V.3 Het onderwijs

De Franse revolutionair Georges Danton betoogde: “Brood en onderwijs zijn de twee basisbehoeften van de mens”. [1] Danton liet zelf het leven onder de guillotine tijdens het schrikbewind van Robespierre in 1794.

Afbeelding : Georges Danton (en volgelingen) worden geguillotineerd

Armoede en honger bleven echter een structureel onderdeel van het leven en het principe van onderwijs voor iedereen werd na de verburgerlijking van de revolutie van de agenda geschrapt. Niet alleen omdat de middelen daartoe ontbraken, vooral omdat de nieuwe machthebbers geen boodschap hadden aan een sociaal egalitarisme. [2] De Franse Revolutie was gemaakt door de rijke burgerij die zich uitgesloten zag van de hoogste functies en het daarmee gepaarde prestige. Napoléon schertste daarover : “ Qu’est-ce qui a fait la révolution ? La vanité. La liberté n’a été qu’un prétexte. “ [3] Het analfabetisme was bijzonder hoog. Uit de rollen van de octrooibelasting kan men afleiden dat nagenoeg 65 procent van de bevolking niet kon schrijven. Weinig verwonderlijk bestaat er een perfecte correlatie tussen het betalen van belastingen en de kunde om zijn of haar naam te schrijven, zoals bijgevoegde grafiek weergeeft.

- [Fragmenten uit een verzameling]
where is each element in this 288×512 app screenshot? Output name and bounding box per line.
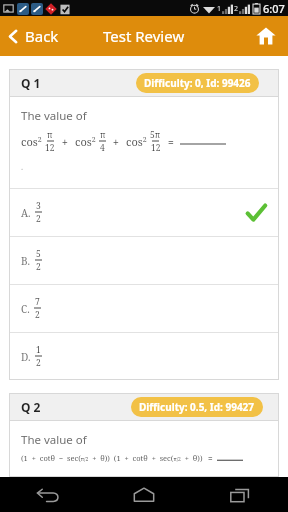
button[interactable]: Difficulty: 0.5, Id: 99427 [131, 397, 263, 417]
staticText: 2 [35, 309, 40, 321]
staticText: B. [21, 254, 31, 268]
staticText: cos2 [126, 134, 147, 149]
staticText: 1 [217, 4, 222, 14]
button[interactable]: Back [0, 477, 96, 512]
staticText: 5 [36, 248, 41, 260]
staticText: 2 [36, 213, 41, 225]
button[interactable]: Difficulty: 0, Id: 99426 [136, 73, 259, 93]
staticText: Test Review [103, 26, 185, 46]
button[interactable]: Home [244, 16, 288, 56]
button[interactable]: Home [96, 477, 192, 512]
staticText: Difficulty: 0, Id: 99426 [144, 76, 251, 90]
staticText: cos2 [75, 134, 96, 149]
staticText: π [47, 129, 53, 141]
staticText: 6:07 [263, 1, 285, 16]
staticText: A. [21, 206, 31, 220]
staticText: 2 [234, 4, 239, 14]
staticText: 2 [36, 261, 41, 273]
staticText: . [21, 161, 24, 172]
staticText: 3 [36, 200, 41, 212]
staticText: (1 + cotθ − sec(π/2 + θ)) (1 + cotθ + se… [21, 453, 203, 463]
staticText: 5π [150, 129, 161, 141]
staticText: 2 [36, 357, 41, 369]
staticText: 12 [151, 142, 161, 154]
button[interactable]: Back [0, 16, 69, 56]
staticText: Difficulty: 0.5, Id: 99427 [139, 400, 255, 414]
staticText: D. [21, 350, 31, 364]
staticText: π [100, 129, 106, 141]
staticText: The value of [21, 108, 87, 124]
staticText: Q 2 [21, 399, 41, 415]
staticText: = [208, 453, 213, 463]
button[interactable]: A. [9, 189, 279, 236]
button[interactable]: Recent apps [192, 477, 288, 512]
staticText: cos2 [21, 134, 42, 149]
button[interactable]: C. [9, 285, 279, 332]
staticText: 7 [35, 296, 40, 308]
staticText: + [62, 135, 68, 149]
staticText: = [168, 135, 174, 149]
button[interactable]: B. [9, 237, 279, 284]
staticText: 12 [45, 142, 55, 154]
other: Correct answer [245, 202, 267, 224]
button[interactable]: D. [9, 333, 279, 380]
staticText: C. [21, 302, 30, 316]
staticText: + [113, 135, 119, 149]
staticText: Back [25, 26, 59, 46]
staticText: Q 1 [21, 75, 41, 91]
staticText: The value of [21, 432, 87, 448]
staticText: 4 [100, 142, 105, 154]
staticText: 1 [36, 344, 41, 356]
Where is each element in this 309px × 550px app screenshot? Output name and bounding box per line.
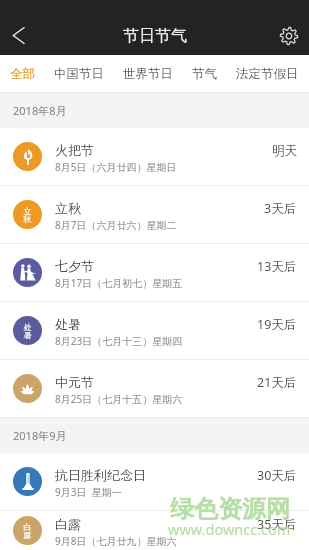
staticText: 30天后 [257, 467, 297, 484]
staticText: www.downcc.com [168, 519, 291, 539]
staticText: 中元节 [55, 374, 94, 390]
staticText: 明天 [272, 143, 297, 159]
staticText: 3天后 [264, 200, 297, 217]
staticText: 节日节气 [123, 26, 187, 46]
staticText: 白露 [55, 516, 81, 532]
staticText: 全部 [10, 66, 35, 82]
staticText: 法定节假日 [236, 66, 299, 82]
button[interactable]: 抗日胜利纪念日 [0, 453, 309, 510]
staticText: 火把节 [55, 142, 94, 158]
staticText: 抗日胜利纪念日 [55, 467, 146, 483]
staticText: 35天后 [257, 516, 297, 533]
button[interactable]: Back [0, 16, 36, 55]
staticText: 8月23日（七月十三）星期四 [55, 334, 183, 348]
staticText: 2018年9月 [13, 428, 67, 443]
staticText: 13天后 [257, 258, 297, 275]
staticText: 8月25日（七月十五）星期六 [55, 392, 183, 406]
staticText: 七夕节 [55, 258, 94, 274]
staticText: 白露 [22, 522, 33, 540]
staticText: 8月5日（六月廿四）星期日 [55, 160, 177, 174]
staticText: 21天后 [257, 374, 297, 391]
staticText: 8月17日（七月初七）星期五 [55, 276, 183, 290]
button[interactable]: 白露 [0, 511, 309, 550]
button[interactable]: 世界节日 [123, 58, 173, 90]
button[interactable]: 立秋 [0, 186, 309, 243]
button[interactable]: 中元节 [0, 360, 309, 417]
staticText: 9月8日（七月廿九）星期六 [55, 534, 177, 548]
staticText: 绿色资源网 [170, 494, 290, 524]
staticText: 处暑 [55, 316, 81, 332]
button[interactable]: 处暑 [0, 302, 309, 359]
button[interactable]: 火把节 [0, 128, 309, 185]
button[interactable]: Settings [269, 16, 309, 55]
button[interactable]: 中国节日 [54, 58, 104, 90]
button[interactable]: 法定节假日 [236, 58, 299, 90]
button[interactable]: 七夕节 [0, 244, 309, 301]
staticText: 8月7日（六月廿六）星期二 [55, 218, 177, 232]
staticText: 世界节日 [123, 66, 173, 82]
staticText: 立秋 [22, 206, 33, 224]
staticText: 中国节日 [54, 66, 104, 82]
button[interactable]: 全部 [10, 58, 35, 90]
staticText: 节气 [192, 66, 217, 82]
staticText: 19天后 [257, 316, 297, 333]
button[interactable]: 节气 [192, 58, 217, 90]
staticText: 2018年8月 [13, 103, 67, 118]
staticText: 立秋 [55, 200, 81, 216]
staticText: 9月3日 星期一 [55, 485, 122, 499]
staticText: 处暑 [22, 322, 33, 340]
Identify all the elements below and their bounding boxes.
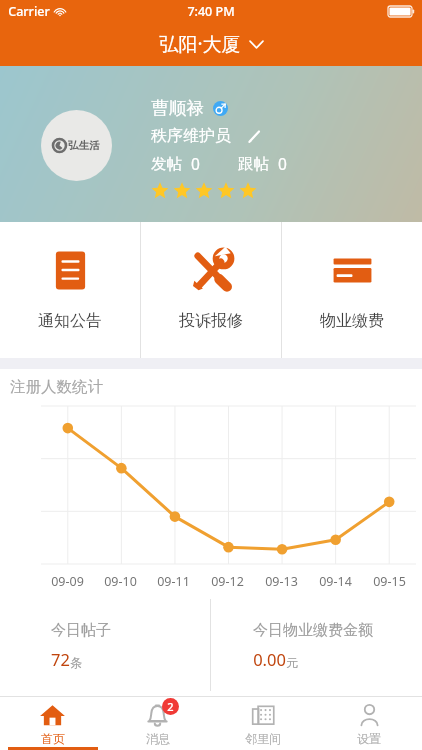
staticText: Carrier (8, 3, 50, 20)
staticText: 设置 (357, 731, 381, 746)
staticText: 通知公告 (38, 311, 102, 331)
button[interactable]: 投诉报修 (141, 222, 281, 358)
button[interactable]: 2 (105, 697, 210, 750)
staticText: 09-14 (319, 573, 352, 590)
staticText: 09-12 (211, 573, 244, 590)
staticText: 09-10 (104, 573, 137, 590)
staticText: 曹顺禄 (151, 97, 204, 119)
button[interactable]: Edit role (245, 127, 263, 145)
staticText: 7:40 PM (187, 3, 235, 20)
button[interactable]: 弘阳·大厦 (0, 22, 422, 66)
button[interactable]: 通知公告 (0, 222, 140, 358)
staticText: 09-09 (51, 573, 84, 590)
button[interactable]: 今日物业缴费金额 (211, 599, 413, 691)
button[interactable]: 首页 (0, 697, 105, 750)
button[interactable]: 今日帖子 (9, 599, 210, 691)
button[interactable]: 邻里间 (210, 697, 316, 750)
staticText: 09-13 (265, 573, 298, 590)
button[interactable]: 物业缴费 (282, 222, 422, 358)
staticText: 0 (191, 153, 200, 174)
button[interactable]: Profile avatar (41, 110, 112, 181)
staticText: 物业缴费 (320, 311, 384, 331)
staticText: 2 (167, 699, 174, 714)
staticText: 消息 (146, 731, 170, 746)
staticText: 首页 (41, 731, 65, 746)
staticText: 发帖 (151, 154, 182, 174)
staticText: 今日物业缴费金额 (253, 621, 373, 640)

- [Opdrachten]
1 – Zeg bij elke bewering of ze klopt met de tekst over het onderwijs: antwoord ja of nee en citeer letterlijk de woorden uit de tekst die de doorslag geven.
(a) Danton kwam in 1794 om het leven onder de guillotine.
(b) Ongeveer de helft van de bevolking kon niet schrijven.
(c) De Franse Revolutie werd gemaakt door arme boeren.
2 – Druk uit de tekst over het onderwijs het stuk af van "De Franse revolutionair" tot en met "Robespierre in 1794.", woord voor woord.
3 – Geef het vervolg van de tekst over het onderwijs, te beginnen na de laatste zin.
Het materiaal heb je hier niet nodig.

- [Gegeven antwoorden]
1 –
(a) Ja: "Danton liet zelf het leven onder de guillotine tijdens het schrikbewind van Robespierre in 1794."
(b) Nee: "nagenoeg 65 procent van de bevolking niet kon schrijven"
(c) Nee: "De Franse Revolutie was gemaakt door de rijke burgerij"

2 –
De Franse revolutionair Georges Danton betoogde: “Brood en onderwijs zijn de twee basisbehoeften van de mens”. [1] Danton liet zelf het leven onder de guillotine tijdens het schrikbewind van Robespierre in 1794.

3 –
Grafiek :

Enkele randbemerkingen moeten wel worden gemaakt. Er zijn geen gegevens bekend over de groep die geen octrooibelasting betaalde. Het percentage analfabetisme werd hier (arbitrair) geraamd op 85 procent. Het betreft ook een fiscale bron, een materie waar mensen niet geneigd zijn om de meeste openheid te geven. In strikte zin gaat het enkel over de familiehoofden zonder aanduiding van de bekwaamheid van de andere gezinsleden. Niet onbelangrijk, het gaat om mensen die niet kunnen schrijven wat enige marge toelaat over de inschatting van het lezende vermogen. Ondanks deze nuanceringen blijft het verband tussen ongeletterdheid en armoede stevig overeind. Opvallend is toch wel dat ook de middengroep één derde analfabeten telt.

Op het vlak van onderwijs veranderde er dus bitter weinig op het terrein. Pas met de Schoolwet van 1842 zou er beweging komen in deze materie. De sociale impact van onderwijs kan moeilijk overschat worden en de organisatie ervan gaf dan ook aanleiding tot hevige politieke debatten en een schoolstrijd in de negentiende eeuw.

In hoofdstuk III.4. Het financiële beheer van de gemeente in de periode 1830-1848 werd het onderwijs toegelicht in het kader van de gemeentelijke begroting. Een deel van die tekst wordt hier (zonder voetnoten) opnieuw weergegeven.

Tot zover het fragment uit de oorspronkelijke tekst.